> **Problem to solve**:
Please print the full listing exactly.

[Stored entries]
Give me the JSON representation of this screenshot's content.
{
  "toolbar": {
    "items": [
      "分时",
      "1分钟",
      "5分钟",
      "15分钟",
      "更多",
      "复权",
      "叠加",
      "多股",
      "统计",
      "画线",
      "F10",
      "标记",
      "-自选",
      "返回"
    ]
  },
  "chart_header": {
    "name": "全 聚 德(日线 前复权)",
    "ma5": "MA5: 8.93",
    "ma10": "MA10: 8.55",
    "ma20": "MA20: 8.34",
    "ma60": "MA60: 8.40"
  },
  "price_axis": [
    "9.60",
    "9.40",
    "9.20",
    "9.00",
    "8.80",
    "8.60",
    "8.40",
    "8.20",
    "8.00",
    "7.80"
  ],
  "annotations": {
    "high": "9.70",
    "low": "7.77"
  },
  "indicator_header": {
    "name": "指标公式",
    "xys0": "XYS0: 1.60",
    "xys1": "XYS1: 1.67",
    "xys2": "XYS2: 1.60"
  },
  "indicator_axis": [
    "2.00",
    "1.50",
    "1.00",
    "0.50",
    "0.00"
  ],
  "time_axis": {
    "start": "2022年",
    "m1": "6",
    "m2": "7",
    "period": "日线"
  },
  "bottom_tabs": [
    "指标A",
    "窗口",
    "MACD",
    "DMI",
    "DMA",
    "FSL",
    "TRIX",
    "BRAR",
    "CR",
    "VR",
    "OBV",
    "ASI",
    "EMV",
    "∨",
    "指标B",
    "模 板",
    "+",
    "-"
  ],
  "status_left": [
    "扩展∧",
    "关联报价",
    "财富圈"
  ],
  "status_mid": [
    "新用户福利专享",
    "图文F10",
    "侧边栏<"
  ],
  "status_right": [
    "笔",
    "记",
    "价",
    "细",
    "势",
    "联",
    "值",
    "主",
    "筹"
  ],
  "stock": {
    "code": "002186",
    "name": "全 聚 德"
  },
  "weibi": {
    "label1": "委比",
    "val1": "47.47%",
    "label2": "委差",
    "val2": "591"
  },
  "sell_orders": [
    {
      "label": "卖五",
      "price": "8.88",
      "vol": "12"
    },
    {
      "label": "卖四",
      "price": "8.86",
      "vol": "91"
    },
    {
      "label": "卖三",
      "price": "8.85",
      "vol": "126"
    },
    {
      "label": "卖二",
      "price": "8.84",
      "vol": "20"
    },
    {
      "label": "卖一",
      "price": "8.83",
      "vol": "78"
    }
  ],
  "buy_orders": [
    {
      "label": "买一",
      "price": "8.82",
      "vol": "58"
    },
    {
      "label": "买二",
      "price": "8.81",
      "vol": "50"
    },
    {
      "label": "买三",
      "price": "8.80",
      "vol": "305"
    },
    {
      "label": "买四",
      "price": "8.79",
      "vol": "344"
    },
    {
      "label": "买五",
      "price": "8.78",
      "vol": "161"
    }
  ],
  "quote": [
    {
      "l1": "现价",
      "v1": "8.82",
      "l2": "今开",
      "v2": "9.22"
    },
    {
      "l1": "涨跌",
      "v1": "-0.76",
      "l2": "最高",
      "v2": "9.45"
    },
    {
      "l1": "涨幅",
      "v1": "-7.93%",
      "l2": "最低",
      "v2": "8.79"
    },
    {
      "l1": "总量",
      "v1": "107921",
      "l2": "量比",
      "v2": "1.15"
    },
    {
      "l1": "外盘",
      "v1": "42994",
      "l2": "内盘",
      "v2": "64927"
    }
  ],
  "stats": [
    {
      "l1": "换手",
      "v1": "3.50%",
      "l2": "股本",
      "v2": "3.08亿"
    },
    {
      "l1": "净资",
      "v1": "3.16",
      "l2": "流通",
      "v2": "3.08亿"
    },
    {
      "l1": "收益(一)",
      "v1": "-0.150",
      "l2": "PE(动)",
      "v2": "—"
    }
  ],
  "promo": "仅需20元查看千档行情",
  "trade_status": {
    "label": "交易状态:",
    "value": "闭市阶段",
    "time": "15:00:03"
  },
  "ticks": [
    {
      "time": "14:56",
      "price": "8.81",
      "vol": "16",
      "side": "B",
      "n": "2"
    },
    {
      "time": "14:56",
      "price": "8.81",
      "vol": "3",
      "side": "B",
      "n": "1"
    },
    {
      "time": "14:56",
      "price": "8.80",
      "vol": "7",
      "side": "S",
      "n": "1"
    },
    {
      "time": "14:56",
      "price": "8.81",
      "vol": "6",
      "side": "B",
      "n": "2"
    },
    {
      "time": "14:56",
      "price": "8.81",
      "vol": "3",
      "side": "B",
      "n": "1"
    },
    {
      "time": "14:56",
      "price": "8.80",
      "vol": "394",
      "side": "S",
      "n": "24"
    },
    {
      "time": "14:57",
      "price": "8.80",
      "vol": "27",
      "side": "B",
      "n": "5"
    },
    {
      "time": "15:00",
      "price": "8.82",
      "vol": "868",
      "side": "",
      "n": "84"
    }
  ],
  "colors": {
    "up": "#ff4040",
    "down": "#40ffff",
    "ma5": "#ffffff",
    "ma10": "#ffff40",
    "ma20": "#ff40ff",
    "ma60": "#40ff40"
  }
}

> **Response below**:
Give me the JSON representation of this screenshot's content.
{
  "toolbar": {
    "items": [
      "分时",
      "1分钟",
      "5分钟",
      "15分钟",
      "更多",
      "复权",
      "叠加",
      "多股",
      "统计",
      "画线",
      "F10",
      "标记",
      "-自选",
      "返回"
    ]
  },
  "chart_header": {
    "name": "全 聚 德(日线 前复权)",
    "ma5": "MA5: 8.93",
    "ma10": "MA10: 8.55",
    "ma20": "MA20: 8.34",
    "ma60": "MA60: 8.40"
  },
  "price_axis": [
    "9.60",
    "9.40",
    "9.20",
    "9.00",
    "8.80",
    "8.60",
    "8.40",
    "8.20",
    "8.00",
    "7.80"
  ],
  "annotations": {
    "high": "9.70",
    "low": "7.77"
  },
  "indicator_header": {
    "name": "指标公式",
    "xys0": "XYS0: 1.60",
    "xys1": "XYS1: 1.67",
    "xys2": "XYS2: 1.60"
  },
  "indicator_axis": [
    "2.00",
    "1.50",
    "1.00",
    "0.50",
    "0.00"
  ],
  "time_axis": {
    "start": "2022年",
    "m1": "6",
    "m2": "7",
    "period": "日线"
  },
  "bottom_tabs": [
    "指标A",
    "窗口",
    "MACD",
    "DMI",
    "DMA",
    "FSL",
    "TRIX",
    "BRAR",
    "CR",
    "VR",
    "OBV",
    "ASI",
    "EMV",
    "∨",
    "指标B",
    "模 板",
    "+",
    "-"
  ],
  "status_left": [
    "扩展∧",
    "关联报价",
    "财富圈"
  ],
  "status_mid": [
    "新用户福利专享",
    "图文F10",
    "侧边栏<"
  ],
  "status_right": [
    "笔",
    "记",
    "价",
    "细",
    "势",
    "联",
    "值",
    "主",
    "筹"
  ],
  "stock": {
    "code": "002186",
    "name": "全 聚 德"
  },
  "weibi": {
    "label1": "委比",
    "val1": "47.47%",
    "label2": "委差",
    "val2": "591"
  },
  "sell_orders": [
    {
      "label": "卖五",
      "price": "8.88",
      "vol": "12"
    },
    {
      "label": "卖四",
      "price": "8.86",
      "vol": "91"
    },
    {
      "label": "卖三",
      "price": "8.85",
      "vol": "126"
    },
    {
      "label": "卖二",
      "price": "8.84",
      "vol": "20"
    },
    {
      "label": "卖一",
      "price": "8.83",
      "vol": "78"
    }
  ],
  "buy_orders": [
    {
      "label": "买一",
      "price": "8.82",
      "vol": "58"
    },
    {
      "label": "买二",
      "price": "8.81",
      "vol": "50"
    },
    {
      "label": "买三",
      "price": "8.80",
      "vol": "305"
    },
    {
      "label": "买四",
      "price": "8.79",
      "vol": "344"
    },
    {
      "label": "买五",
      "price": "8.78",
      "vol": "161"
    }
  ],
  "quote": [
    {
      "l1": "现价",
      "v1": "8.82",
      "l2": "今开",
      "v2": "9.22"
    },
    {
      "l1": "涨跌",
      "v1": "-0.76",
      "l2": "最高",
      "v2": "9.45"
    },
    {
      "l1": "涨幅",
      "v1": "-7.93%",
      "l2": "最低",
      "v2": "8.79"
    },
    {
      "l1": "总量",
      "v1": "107921",
      "l2": "量比",
      "v2": "1.15"
    },
    {
      "l1": "外盘",
      "v1": "42994",
      "l2": "内盘",
      "v2": "64927"
    }
  ],
  "stats": [
    {
      "l1": "换手",
      "v1": "3.50%",
      "l2": "股本",
      "v2": "3.08亿"
    },
    {
      "l1": "净资",
      "v1": "3.16",
      "l2": "流通",
      "v2": "3.08亿"
    },
    {
      "l1": "收益(一)",
      "v1": "-0.150",
      "l2": "PE(动)",
      "v2": "—"
    }
  ],
  "promo": "仅需20元查看千档行情",
  "trade_status": {
    "label": "交易状态:",
    "value": "闭市阶段",
    "time": "15:00:03"
  },
  "ticks": [
    {
      "time": "14:56",
      "price": "8.81",
      "vol": "16",
      "side": "B",
      "n": "2"
    },
    {
      "time": "14:56",
      "price": "8.81",
      "vol": "3",
      "side": "B",
      "n": "1"
    },
    {
      "time": "14:56",
      "price": "8.80",
      "vol": "7",
      "side": "S",
      "n": "1"
    },
    {
      "time": "14:56",
      "price": "8.81",
      "vol": "6",
      "side": "B",
      "n": "2"
    },
    {
      "time": "14:56",
      "price": "8.81",
      "vol": "3",
      "side": "B",
      "n": "1"
    },
    {
      "time": "14:56",
      "price": "8.80",
      "vol": "394",
      "side": "S",
      "n": "24"
    },
    {
      "time": "14:57",
      "price": "8.80",
      "vol": "27",
      "side": "B",
      "n": "5"
    },
    {
      "time": "15:00",
      "price": "8.82",
      "vol": "868",
      "side": "",
      "n": "84"
    }
  ],
  "colors": {
    "up": "#ff4040",
    "down": "#40ffff",
    "ma5": "#ffffff",
    "ma10": "#ffff40",
    "ma20": "#ff40ff",
    "ma60": "#40ff40"
  }
}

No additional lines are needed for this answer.